Copy the records word for word, starting at the beginning of the records and ending at the line that contains "The cam track slot 112 is at (968, 432).".
_ _ _ _ _
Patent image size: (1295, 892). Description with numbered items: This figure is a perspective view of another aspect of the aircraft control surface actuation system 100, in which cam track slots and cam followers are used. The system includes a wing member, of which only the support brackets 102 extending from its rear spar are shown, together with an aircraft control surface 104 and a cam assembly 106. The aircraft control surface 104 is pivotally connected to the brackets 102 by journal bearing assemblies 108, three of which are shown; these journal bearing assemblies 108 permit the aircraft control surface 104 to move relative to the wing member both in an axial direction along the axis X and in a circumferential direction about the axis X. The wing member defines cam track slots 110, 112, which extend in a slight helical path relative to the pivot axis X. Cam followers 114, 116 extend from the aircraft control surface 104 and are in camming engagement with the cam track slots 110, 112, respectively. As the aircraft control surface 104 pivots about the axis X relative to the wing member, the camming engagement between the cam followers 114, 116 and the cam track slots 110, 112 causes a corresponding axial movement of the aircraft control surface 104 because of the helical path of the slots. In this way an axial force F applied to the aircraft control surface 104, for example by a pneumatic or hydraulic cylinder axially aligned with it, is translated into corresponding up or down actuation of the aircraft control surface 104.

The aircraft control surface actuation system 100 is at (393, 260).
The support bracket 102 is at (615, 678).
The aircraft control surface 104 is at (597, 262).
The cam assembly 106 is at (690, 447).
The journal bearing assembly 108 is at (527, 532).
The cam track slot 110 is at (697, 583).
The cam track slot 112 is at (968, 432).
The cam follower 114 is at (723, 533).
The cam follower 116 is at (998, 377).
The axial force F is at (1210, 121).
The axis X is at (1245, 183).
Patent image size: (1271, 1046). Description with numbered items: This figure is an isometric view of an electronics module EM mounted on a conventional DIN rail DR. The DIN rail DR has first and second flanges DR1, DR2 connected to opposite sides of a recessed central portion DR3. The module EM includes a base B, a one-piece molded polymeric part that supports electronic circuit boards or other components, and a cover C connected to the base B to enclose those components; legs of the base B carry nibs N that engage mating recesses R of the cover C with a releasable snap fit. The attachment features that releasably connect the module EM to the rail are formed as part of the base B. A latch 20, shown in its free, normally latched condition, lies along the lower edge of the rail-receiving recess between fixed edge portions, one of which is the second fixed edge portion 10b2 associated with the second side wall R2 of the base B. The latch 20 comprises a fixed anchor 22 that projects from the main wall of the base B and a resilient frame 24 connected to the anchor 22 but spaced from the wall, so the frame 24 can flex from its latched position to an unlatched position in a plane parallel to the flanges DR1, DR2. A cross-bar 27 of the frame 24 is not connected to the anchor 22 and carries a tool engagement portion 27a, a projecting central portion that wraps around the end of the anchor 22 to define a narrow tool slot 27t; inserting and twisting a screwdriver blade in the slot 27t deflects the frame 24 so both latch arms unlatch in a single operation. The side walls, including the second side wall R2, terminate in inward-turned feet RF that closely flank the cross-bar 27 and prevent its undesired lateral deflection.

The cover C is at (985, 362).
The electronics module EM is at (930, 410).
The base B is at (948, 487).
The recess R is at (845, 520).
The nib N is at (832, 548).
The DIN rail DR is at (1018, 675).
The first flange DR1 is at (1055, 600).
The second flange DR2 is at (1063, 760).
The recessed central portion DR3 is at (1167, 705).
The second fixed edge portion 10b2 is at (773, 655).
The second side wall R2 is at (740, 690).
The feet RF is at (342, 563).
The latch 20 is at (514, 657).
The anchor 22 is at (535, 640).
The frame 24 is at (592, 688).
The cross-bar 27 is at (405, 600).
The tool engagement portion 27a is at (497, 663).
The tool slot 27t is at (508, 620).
_ _ _ _ _
- **OUTPUT FOR THIS EXERCISE**:
Patent image size: (1295, 892). Description with numbered items: This figure is a perspective view of another aspect of the aircraft control surface actuation system 100, in which cam track slots and cam followers are used. The system includes a wing member, of which only the support brackets 102 extending from its rear spar are shown, together with an aircraft control surface 104 and a cam assembly 106. The aircraft control surface 104 is pivotally connected to the brackets 102 by journal bearing assemblies 108, three of which are shown; these journal bearing assemblies 108 permit the aircraft control surface 104 to move relative to the wing member both in an axial direction along the axis X and in a circumferential direction about the axis X. The wing member defines cam track slots 110, 112, which extend in a slight helical path relative to the pivot axis X. Cam followers 114, 116 extend from the aircraft control surface 104 and are in camming engagement with the cam track slots 110, 112, respectively. As the aircraft control surface 104 pivots about the axis X relative to the wing member, the camming engagement between the cam followers 114, 116 and the cam track slots 110, 112 causes a corresponding axial movement of the aircraft control surface 104 because of the helical path of the slots. In this way an axial force F applied to the aircraft control surface 104, for example by a pneumatic or hydraulic cylinder axially aligned with it, is translated into corresponding up or down actuation of the aircraft control surface 104.

The aircraft control surface actuation system 100 is at (393, 260).
The support bracket 102 is at (615, 678).
The aircraft control surface 104 is at (597, 262).
The cam assembly 106 is at (690, 447).
The journal bearing assembly 108 is at (527, 532).
The cam track slot 110 is at (697, 583).
The cam track slot 112 is at (968, 432).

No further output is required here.